* _Record excerpts_
<<<<

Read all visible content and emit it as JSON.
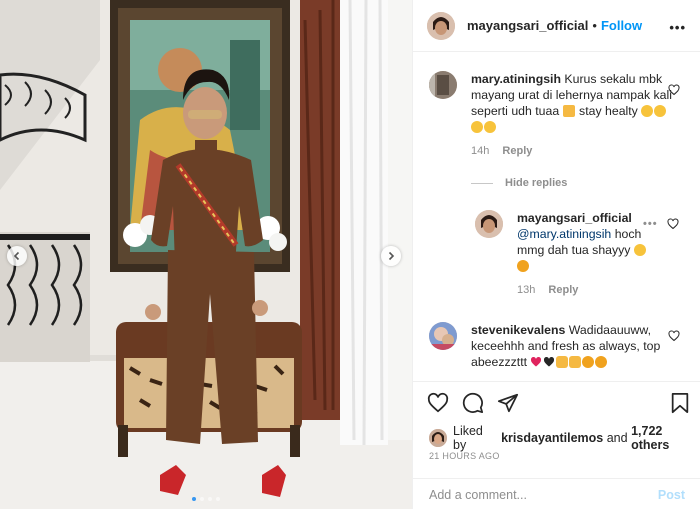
{
  "colors": {
    "accent": "#0095f6",
    "text": "#262626",
    "muted": "#8e8e8e",
    "post_disabled": "#b2dffc"
  },
  "photo": {
    "carousel_dots": 4,
    "active_dot": 0
  },
  "header": {
    "username": "mayangsari_official",
    "separator": "•",
    "follow_label": "Follow",
    "more_label": "•••"
  },
  "comments": [
    {
      "username": "mary.atiningsih",
      "text": "Kurus sekalu mbk mayang urat di lehernya nampak kali seperti udh tuaa",
      "text_tail": "stay healty",
      "time": "14h",
      "reply_label": "Reply",
      "hide_replies_label": "Hide replies"
    },
    {
      "username": "mayangsari_official",
      "mention": "@mary.atiningsih",
      "text": "hoch mmg dah tua shayyy",
      "time": "13h",
      "reply_label": "Reply"
    },
    {
      "username": "stevenikevalens",
      "text": "Wadidaauuww, keceehhh and fresh as always, top abeezzzttt"
    }
  ],
  "actions": {
    "icons": [
      "heart-icon",
      "comment-icon",
      "share-icon",
      "bookmark-icon"
    ],
    "liked_by_prefix": "Liked by",
    "liked_by_user": "krisdayantilemos",
    "liked_by_and": "and",
    "liked_by_count": "1,722 others",
    "timestamp": "21 HOURS AGO"
  },
  "composer": {
    "placeholder": "Add a comment...",
    "post_label": "Post"
  }
}
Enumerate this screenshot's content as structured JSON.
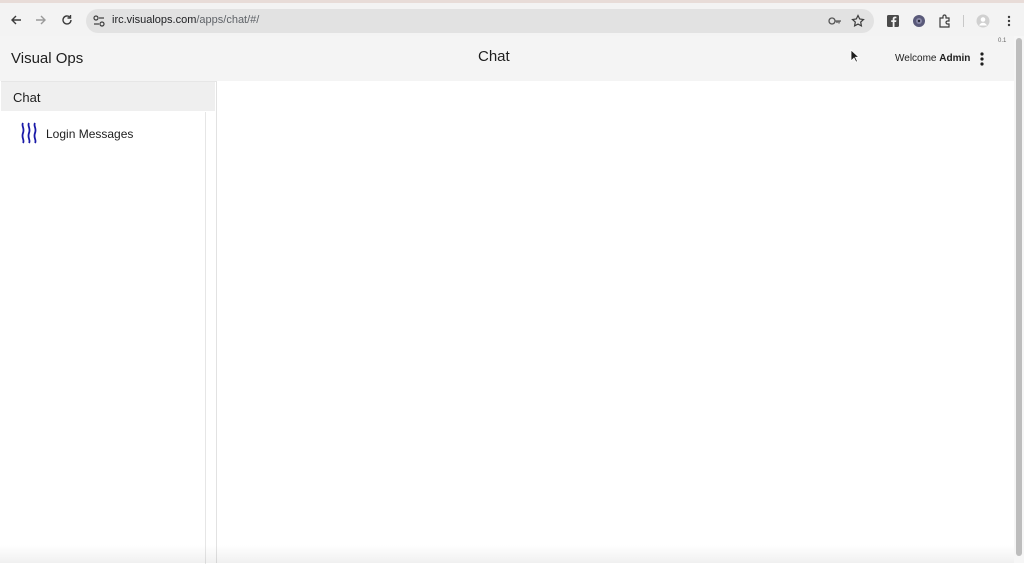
{
  "browser": {
    "url_host": "irc.visualops.com",
    "url_path": "/apps/chat/#/"
  },
  "app": {
    "brand": "Visual Ops",
    "title": "Chat",
    "welcome_prefix": "Welcome",
    "user": "Admin",
    "version": "0.1"
  },
  "sidebar": {
    "header": "Chat",
    "items": [
      {
        "label": "Login Messages",
        "icon": "waves-icon",
        "icon_color": "#1a1aa8"
      }
    ]
  },
  "colors": {
    "header_bg": "#f4f4f4",
    "sidebar_header_bg": "#efefef",
    "omnibox_bg": "#e2e2e2"
  }
}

>>>>

* _Problem to solve_
Transcribe the listing in full. Omit the pictures and keep every line exact.

* _Written reply_
Read all visible content and emit it as JSON.
{
  "colors": {
    "accent": "#0095f6",
    "text": "#262626",
    "muted": "#8e8e8e",
    "post_disabled": "#b2dffc"
  },
  "photo": {
    "carousel_dots": 4,
    "active_dot": 0
  },
  "header": {
    "username": "mayangsari_official",
    "separator": "•",
    "follow_label": "Follow",
    "more_label": "•••"
  },
  "comments": [
    {
      "username": "mary.atiningsih",
      "text": "Kurus sekalu mbk mayang urat di lehernya nampak kali seperti udh tuaa",
      "text_tail": "stay healty",
      "time": "14h",
      "reply_label": "Reply",
      "hide_replies_label": "Hide replies"
    },
    {
      "username": "mayangsari_official",
      "mention": "@mary.atiningsih",
      "text": "hoch mmg dah tua shayyy",
      "time": "13h",
      "reply_label": "Reply"
    },
    {
      "username": "stevenikevalens",
      "text": "Wadidaauuww, keceehhh and fresh as always, top abeezzzttt"
    }
  ],
  "actions": {
    "icons": [
      "heart-icon",
      "comment-icon",
      "share-icon",
      "bookmark-icon"
    ],
    "liked_by_prefix": "Liked by",
    "liked_by_user": "krisdayantilemos",
    "liked_by_and": "and",
    "liked_by_count": "1,722 others",
    "timestamp": "21 HOURS AGO"
  },
  "composer": {
    "placeholder": "Add a comment...",
    "post_label": "Post"
  }
}
Enumerate this screenshot's content as structured JSON.
{
  "browser": {
    "url_host": "irc.visualops.com",
    "url_path": "/apps/chat/#/"
  },
  "app": {
    "brand": "Visual Ops",
    "title": "Chat",
    "welcome_prefix": "Welcome",
    "user": "Admin",
    "version": "0.1"
  },
  "sidebar": {
    "header": "Chat",
    "items": [
      {
        "label": "Login Messages",
        "icon": "waves-icon",
        "icon_color": "#1a1aa8"
      }
    ]
  },
  "colors": {
    "header_bg": "#f4f4f4",
    "sidebar_header_bg": "#efefef",
    "omnibox_bg": "#e2e2e2"
  }
}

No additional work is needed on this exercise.